**EXTRAIT DU TEXTE**
-*-

5° dimanche Carême B. Evangile Jean 12, 20-33. Homélie

« Nous voudrions voir Jésus. » Mais qui pose cette question ? Et pourquoi cette question ? Tout de même Jésus ne se cache pas. Et pourtant, c’est vrai, ces « Grecs », des païens sympathisants du judaïsme, veulent voir Jésus.

« Nous voudrions voir Jésus ? » Mais qu’y a-t-il derrière cette demande ? Une simple curiosité ? Non, ces « grecs » ne veulent pas simplement « voir » Jésus, ils veulent « croire » en lui.

« Nous voudrions voir Jésus ? » Nous ne pouvons qu’être émerveillés par cette demande qui est aujourd’hui aussi celle des catéchumènes qui seront baptisés lors de la veillée pascale. Eux aussi, ne veulent pas seulement « voir » Jésus mais « croire » en Lui.

« Voir », « croire » Il y a un art de voir qui ne relève pas d’abord du bon fonctionnement des yeux mais qui relève de notre âme. Il y a une faculté de sentir les choses qui ne relève pas d’abord de nos sens mais d’une perception intérieure, d’une disposition du cœur. On ne voit bien qu’avec le cœur, l’essentiel est invisible aux yeux. Ainsi est-il avec le mystère de Dieu qui s’offre à nous sans qu’il soit nécessaire de « voir » avec nos yeux de chair mais de « croire » avec les yeux du cœur.

« Nous voudrions voir Jésus ? » Dans l’évangile de Jean il y a en effet un « voir » qui ne relève pas de l’ordre du visible, mais un « voir » qui voit au- delà du visible, qui contemple l’invisible et qui conduit au « croire », à la foi. Nous le retrouverons au matin de Pâques : « Il vit et il crut » nous sera-t-il dit du disciple bien aimé à la vue du tombeau vide.

-*-

**EXTRAITS DE DONNÉES**

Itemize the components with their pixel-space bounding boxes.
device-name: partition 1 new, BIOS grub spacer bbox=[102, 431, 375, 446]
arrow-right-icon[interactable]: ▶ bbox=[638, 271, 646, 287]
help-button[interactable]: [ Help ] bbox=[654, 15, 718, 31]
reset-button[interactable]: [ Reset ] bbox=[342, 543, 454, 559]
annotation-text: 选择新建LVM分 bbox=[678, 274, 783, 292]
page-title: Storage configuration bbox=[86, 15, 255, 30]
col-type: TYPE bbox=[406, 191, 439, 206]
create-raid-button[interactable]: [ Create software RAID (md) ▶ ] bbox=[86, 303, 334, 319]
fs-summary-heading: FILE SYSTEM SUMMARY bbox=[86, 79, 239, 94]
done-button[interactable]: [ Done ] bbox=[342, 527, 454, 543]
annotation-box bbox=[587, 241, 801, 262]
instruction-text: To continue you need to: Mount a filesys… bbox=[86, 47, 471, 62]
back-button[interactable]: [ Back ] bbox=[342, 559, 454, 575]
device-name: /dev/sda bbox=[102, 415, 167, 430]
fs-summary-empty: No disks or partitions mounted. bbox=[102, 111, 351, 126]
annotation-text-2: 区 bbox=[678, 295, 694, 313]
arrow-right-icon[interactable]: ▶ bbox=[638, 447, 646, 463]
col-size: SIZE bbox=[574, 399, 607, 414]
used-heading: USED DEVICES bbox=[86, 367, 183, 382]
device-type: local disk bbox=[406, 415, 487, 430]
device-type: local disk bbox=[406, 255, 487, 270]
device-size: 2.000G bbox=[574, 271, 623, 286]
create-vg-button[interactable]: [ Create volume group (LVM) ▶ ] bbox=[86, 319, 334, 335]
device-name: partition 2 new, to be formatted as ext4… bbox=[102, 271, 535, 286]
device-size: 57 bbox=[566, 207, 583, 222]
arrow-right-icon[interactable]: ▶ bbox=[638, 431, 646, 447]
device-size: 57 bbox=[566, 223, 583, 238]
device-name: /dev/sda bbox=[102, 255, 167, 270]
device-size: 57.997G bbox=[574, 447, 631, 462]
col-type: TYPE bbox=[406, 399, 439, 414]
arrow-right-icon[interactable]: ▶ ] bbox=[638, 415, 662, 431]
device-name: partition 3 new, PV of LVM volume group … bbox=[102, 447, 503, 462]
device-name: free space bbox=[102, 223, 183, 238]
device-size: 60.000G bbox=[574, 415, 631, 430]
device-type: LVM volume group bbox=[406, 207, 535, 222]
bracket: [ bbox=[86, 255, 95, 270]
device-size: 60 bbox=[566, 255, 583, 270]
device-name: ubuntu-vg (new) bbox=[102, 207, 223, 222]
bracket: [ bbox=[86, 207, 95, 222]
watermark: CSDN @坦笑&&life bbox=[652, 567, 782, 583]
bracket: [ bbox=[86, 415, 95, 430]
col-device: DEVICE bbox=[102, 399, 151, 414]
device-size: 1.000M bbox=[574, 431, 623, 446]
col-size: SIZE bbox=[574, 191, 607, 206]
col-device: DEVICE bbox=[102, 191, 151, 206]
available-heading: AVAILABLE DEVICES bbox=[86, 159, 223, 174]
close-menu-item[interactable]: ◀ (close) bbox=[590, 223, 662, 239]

-*-

**CONSIGNES À SUIVRE**
Pouvez-vous citer l'homélie en entier, mot pour mot ? Les enregistrements ne servent à rien ici.

**RÉPONSE ATTENDUE**
5° dimanche Carême B. Evangile Jean 12, 20-33. Homélie

« Nous voudrions voir Jésus. » Mais qui pose cette question ? Et pourquoi cette question ? Tout de même Jésus ne se cache pas. Et pourtant, c’est vrai, ces « Grecs », des païens sympathisants du judaïsme, veulent voir Jésus.

« Nous voudrions voir Jésus ? » Mais qu’y a-t-il derrière cette demande ? Une simple curiosité ? Non, ces « grecs » ne veulent pas simplement « voir » Jésus, ils veulent « croire » en lui.

« Nous voudrions voir Jésus ? » Nous ne pouvons qu’être émerveillés par cette demande qui est aujourd’hui aussi celle des catéchumènes qui seront baptisés lors de la veillée pascale. Eux aussi, ne veulent pas seulement « voir » Jésus mais « croire » en Lui.

« Voir », « croire » Il y a un art de voir qui ne relève pas d’abord du bon fonctionnement des yeux mais qui relève de notre âme. Il y a une faculté de sentir les choses qui ne relève pas d’abord de nos sens mais d’une perception intérieure, d’une disposition du cœur. On ne voit bien qu’avec le cœur, l’essentiel est invisible aux yeux. Ainsi est-il avec le mystère de Dieu qui s’offre à nous sans qu’il soit nécessaire de « voir » avec nos yeux de chair mais de « croire » avec les yeux du cœur.

« Nous voudrions voir Jésus ? » Dans l’évangile de Jean il y a en effet un « voir » qui ne relève pas de l’ordre du visible, mais un « voir » qui voit au- delà du visible, qui contemple l’invisible et qui conduit au « croire », à la foi. Nous le retrouverons au matin de Pâques : « Il vit et il crut » nous sera-t-il dit du disciple bien aimé à la vue du tombeau vide.